▶ _What this task involves_: Reproduce only the lines that begin at the line with "Read all visible" and run to the end of the entries; omit every picture.

### Records provided

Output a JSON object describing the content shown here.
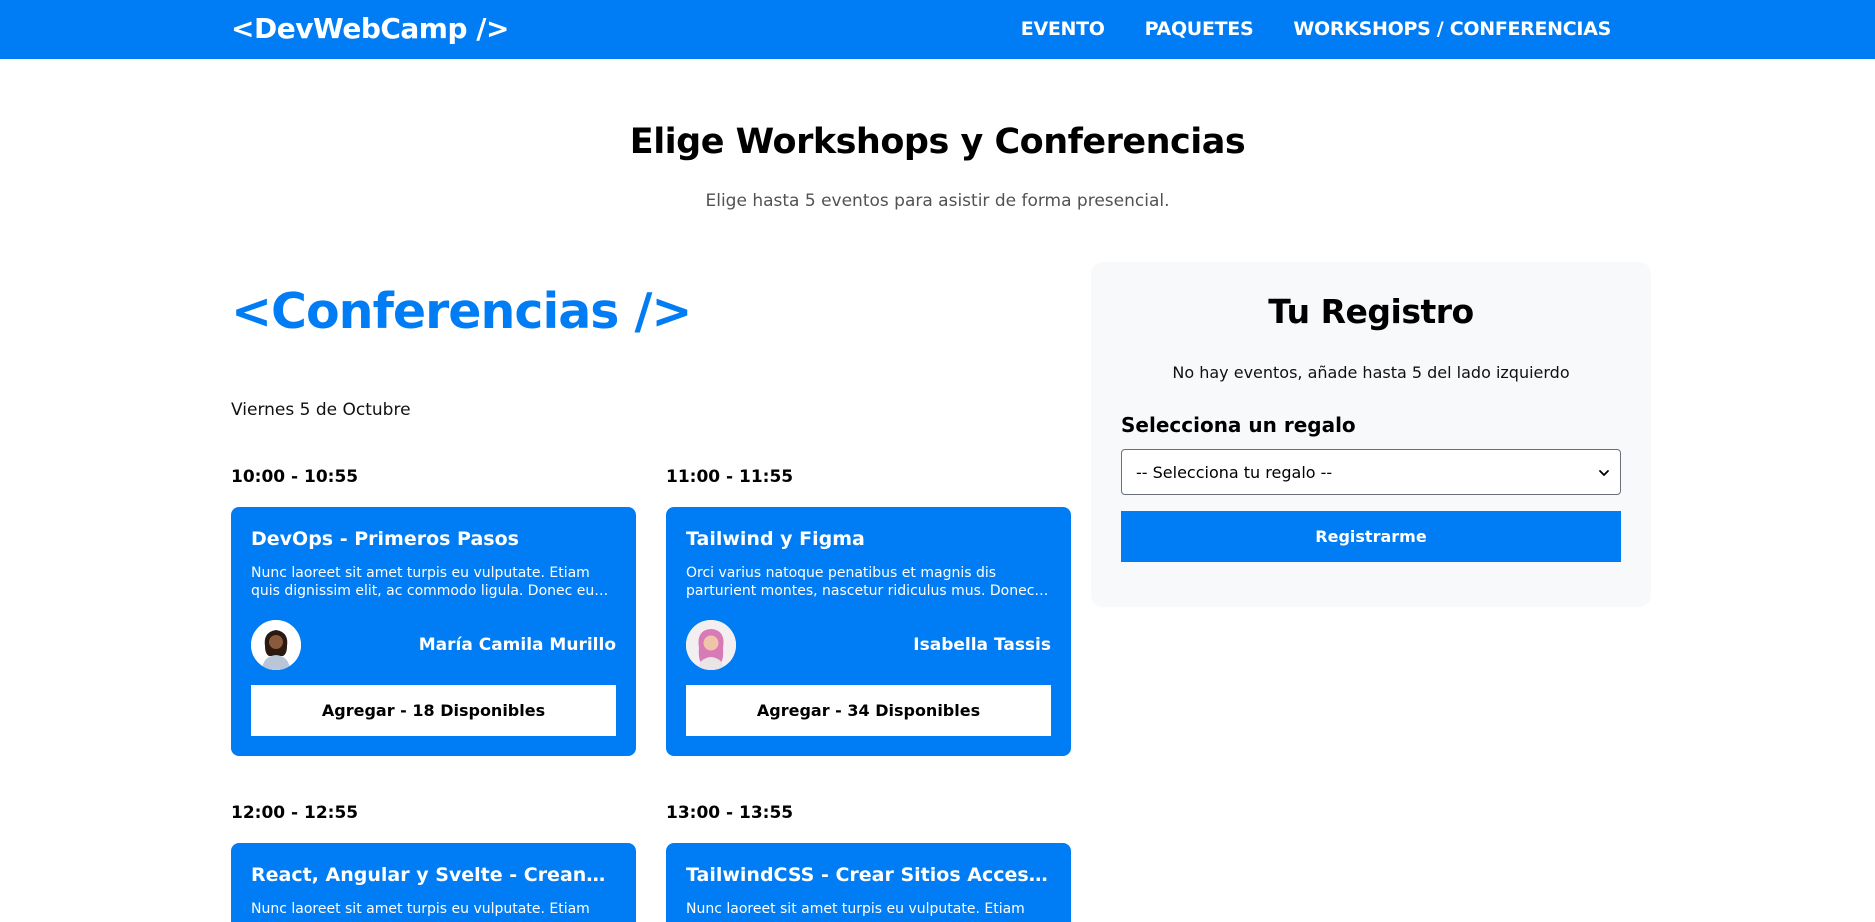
{
  "header": {
    "logo": "<DevWebCamp />",
    "nav": [
      "EVENTO",
      "PAQUETES",
      "WORKSHOPS / CONFERENCIAS"
    ]
  },
  "page": {
    "title": "Elige Workshops y Conferencias",
    "subtitle": "Elige hasta 5 eventos para asistir de forma presencial."
  },
  "conferencias": {
    "title": "<Conferencias />",
    "day": "Viernes 5 de Octubre",
    "slots": [
      {
        "time": "10:00 - 10:55",
        "title": "DevOps - Primeros Pasos",
        "description": "Nunc laoreet sit amet turpis eu vulputate. Etiam quis dignissim elit, ac commodo ligula. Donec eu lorem ipsum dolor",
        "speaker": "María Camila Murillo",
        "button": "Agregar - 18 Disponibles"
      },
      {
        "time": "11:00 - 11:55",
        "title": "Tailwind y Figma",
        "description": "Orci varius natoque penatibus et magnis dis parturient montes, nascetur ridiculus mus. Donec lorem ipsum",
        "speaker": "Isabella Tassis",
        "button": "Agregar - 34 Disponibles"
      },
      {
        "time": "12:00 - 12:55",
        "title": "React, Angular y Svelte - Creando una Aplicación",
        "description": "Nunc laoreet sit amet turpis eu vulputate. Etiam",
        "speaker": "",
        "button": ""
      },
      {
        "time": "13:00 - 13:55",
        "title": "TailwindCSS - Crear Sitios Accesibles",
        "description": "Nunc laoreet sit amet turpis eu vulputate. Etiam",
        "speaker": "",
        "button": ""
      }
    ]
  },
  "registro": {
    "title": "Tu Registro",
    "empty": "No hay eventos, añade hasta 5 del lado izquierdo",
    "gift_label": "Selecciona un regalo",
    "gift_selected": "-- Selecciona tu regalo --",
    "submit": "Registrarme"
  },
  "colors": {
    "primary": "#007df4",
    "panel": "#f8f9fb"
  }
}
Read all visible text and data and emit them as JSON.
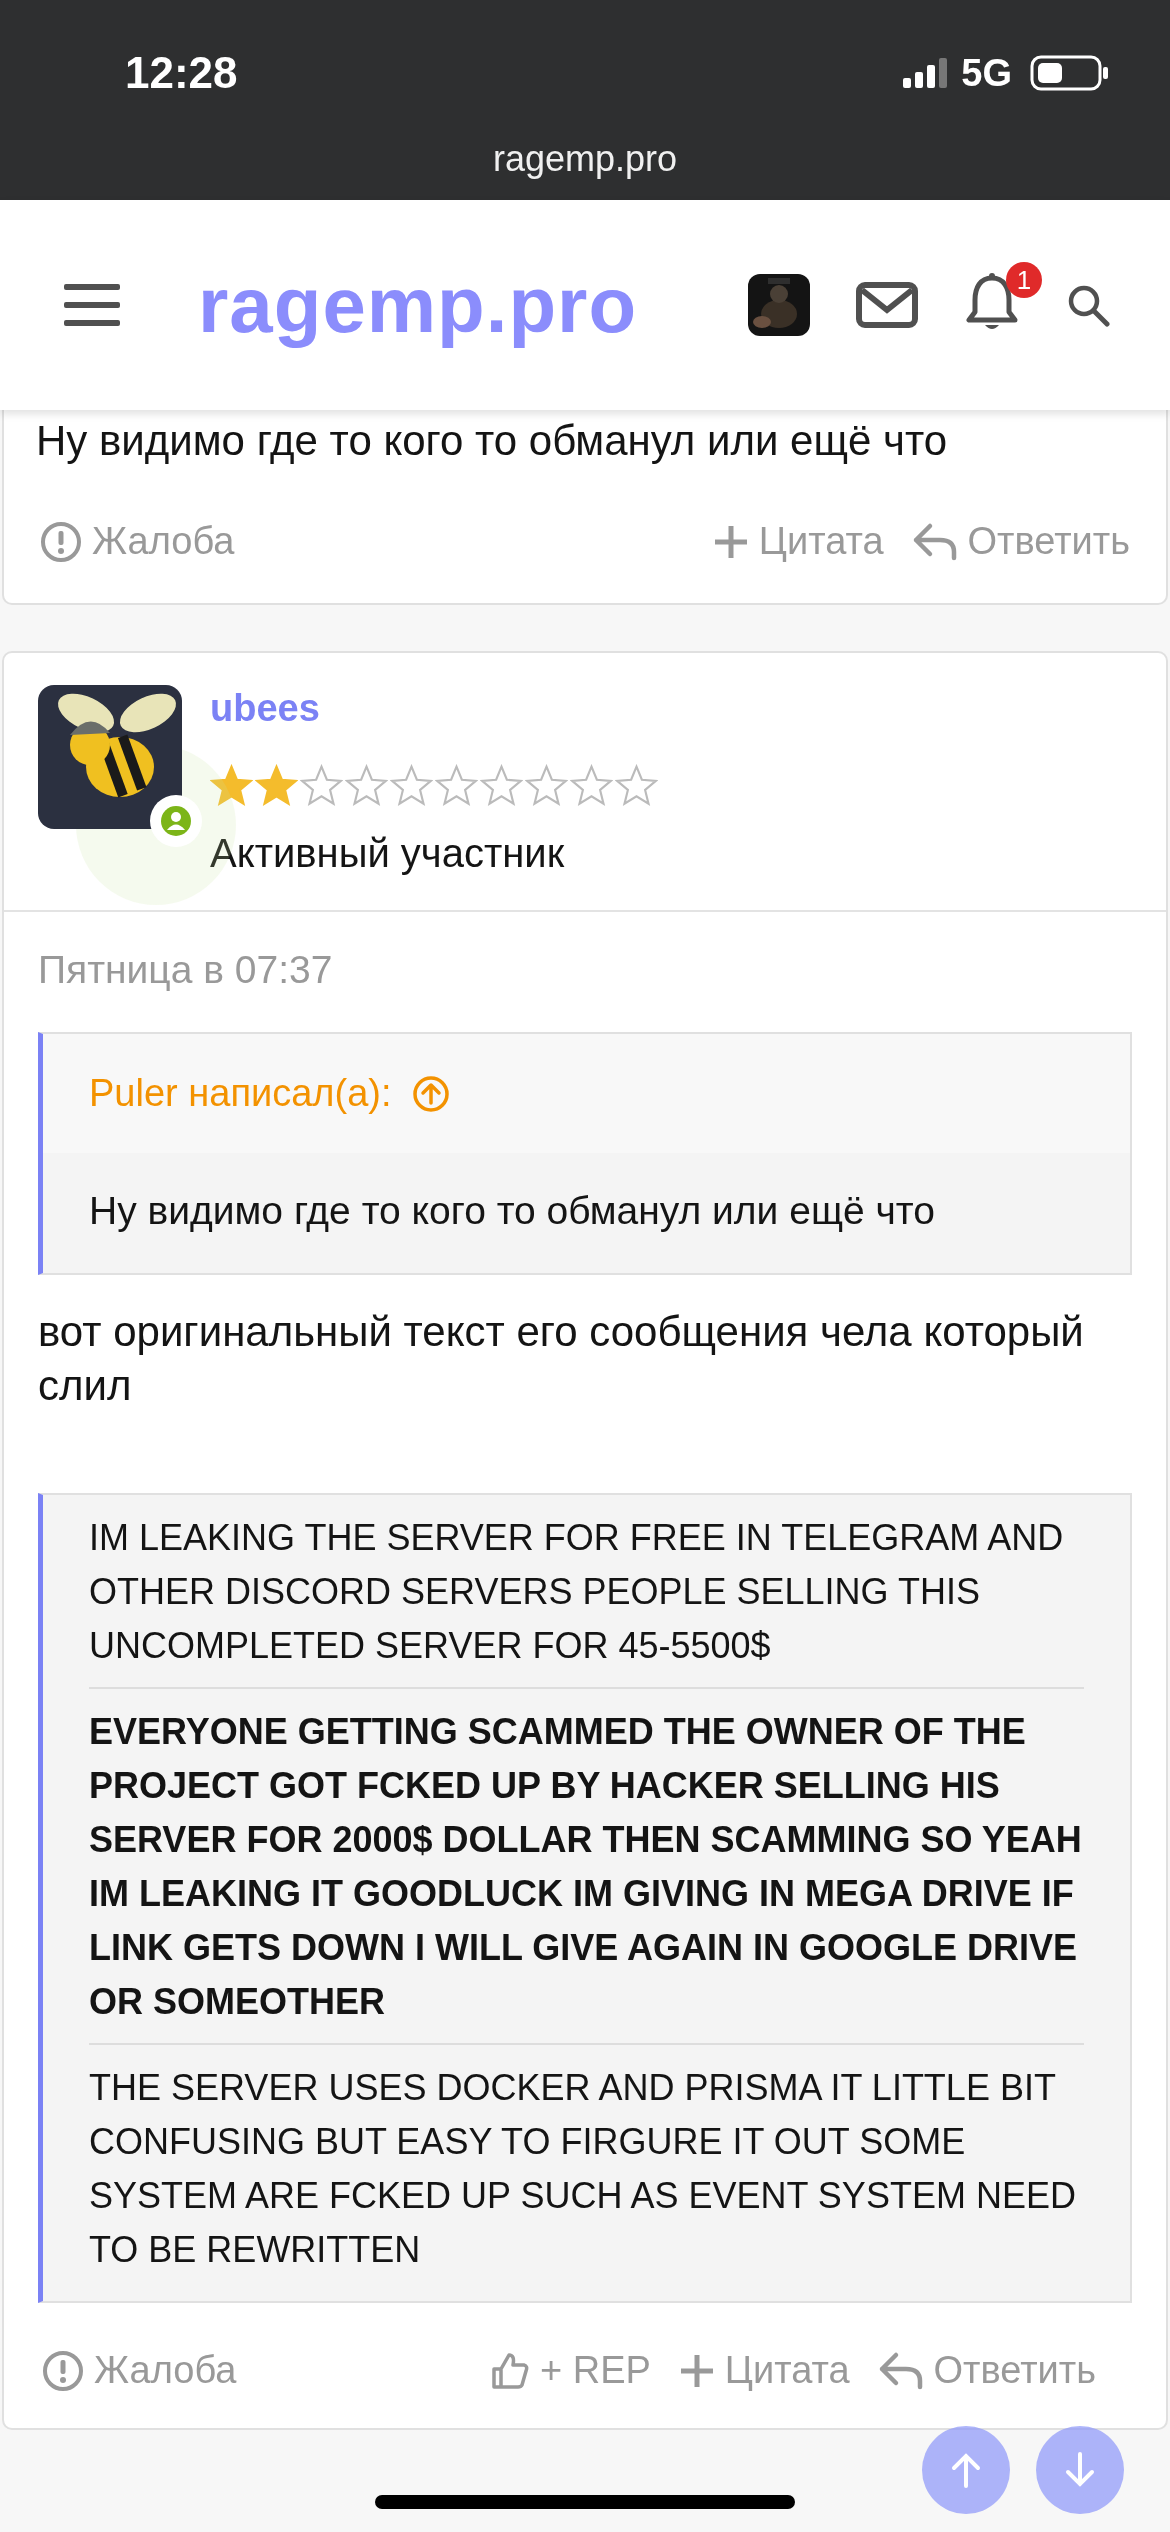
{
  "status_bar": {
    "time": "12:28",
    "network": "5G"
  },
  "browser": {
    "url": "ragemp.pro"
  },
  "header": {
    "logo": "ragemp.pro",
    "notifications_badge": "1"
  },
  "previous_post": {
    "text": "Ну видимо где то кого то обманул или ещё что",
    "actions": [
      {
        "kind": "report",
        "label": "Жалоба"
      },
      {
        "kind": "quote",
        "label": "Цитата"
      },
      {
        "kind": "reply",
        "label": "Ответить"
      }
    ]
  },
  "post": {
    "author": "ubees",
    "stars": 2,
    "role": "Активный участник",
    "online": true,
    "date": "Пятница в 07:37",
    "quote": {
      "attribution": "Puler написал(а):",
      "text": "Ну видимо где то кого то обманул или ещё что"
    },
    "text": "вот оригинальный текст его сообщения чела который слил",
    "block_quote": [
      {
        "text": "IM LEAKING THE SERVER FOR FREE IN TELEGRAM AND OTHER DISCORD SERVERS PEOPLE SELLING THIS UNCOMPLETED SERVER FOR 45-5500$",
        "bold": false
      },
      {
        "text": "EVERYONE GETTING SCAMMED THE OWNER OF THE PROJECT GOT FCKED UP BY HACKER SELLING HIS SERVER FOR 2000$ DOLLAR THEN SCAMMING SO YEAH IM LEAKING IT GOODLUCK IM GIVING IN MEGA DRIVE IF LINK GETS DOWN I WILL GIVE AGAIN IN GOOGLE DRIVE OR SOMEOTHER",
        "bold": true
      },
      {
        "text": "THE SERVER USES DOCKER AND PRISMA IT LITTLE BIT CONFUSING BUT EASY TO FIRGURE IT OUT SOME SYSTEM ARE FCKED UP SUCH AS EVENT SYSTEM NEED TO BE REWRITTEN",
        "bold": false
      }
    ],
    "actions": [
      {
        "kind": "report",
        "label": "Жалоба"
      },
      {
        "kind": "like",
        "label": "+ REP"
      },
      {
        "kind": "quote",
        "label": "Цитата"
      },
      {
        "kind": "reply",
        "label": "Ответить"
      }
    ]
  }
}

######

▶ _Written solution_:
Read all visible text and data and emit them as JSON.
{
  "status_bar": {
    "time": "12:28",
    "network": "5G"
  },
  "browser": {
    "url": "ragemp.pro"
  },
  "header": {
    "logo": "ragemp.pro",
    "notifications_badge": "1"
  },
  "previous_post": {
    "text": "Ну видимо где то кого то обманул или ещё что",
    "actions": [
      {
        "kind": "report",
        "label": "Жалоба"
      },
      {
        "kind": "quote",
        "label": "Цитата"
      },
      {
        "kind": "reply",
        "label": "Ответить"
      }
    ]
  },
  "post": {
    "author": "ubees",
    "stars": 2,
    "role": "Активный участник",
    "online": true,
    "date": "Пятница в 07:37",
    "quote": {
      "attribution": "Puler написал(а):",
      "text": "Ну видимо где то кого то обманул или ещё что"
    },
    "text": "вот оригинальный текст его сообщения чела который слил",
    "block_quote": [
      {
        "text": "IM LEAKING THE SERVER FOR FREE IN TELEGRAM AND OTHER DISCORD SERVERS PEOPLE SELLING THIS UNCOMPLETED SERVER FOR 45-5500$",
        "bold": false
      },
      {
        "text": "EVERYONE GETTING SCAMMED THE OWNER OF THE PROJECT GOT FCKED UP BY HACKER SELLING HIS SERVER FOR 2000$ DOLLAR THEN SCAMMING SO YEAH IM LEAKING IT GOODLUCK IM GIVING IN MEGA DRIVE IF LINK GETS DOWN I WILL GIVE AGAIN IN GOOGLE DRIVE OR SOMEOTHER",
        "bold": true
      },
      {
        "text": "THE SERVER USES DOCKER AND PRISMA IT LITTLE BIT CONFUSING BUT EASY TO FIRGURE IT OUT SOME SYSTEM ARE FCKED UP SUCH AS EVENT SYSTEM NEED TO BE REWRITTEN",
        "bold": false
      }
    ],
    "actions": [
      {
        "kind": "report",
        "label": "Жалоба"
      },
      {
        "kind": "like",
        "label": "+ REP"
      },
      {
        "kind": "quote",
        "label": "Цитата"
      },
      {
        "kind": "reply",
        "label": "Ответить"
      }
    ]
  }
}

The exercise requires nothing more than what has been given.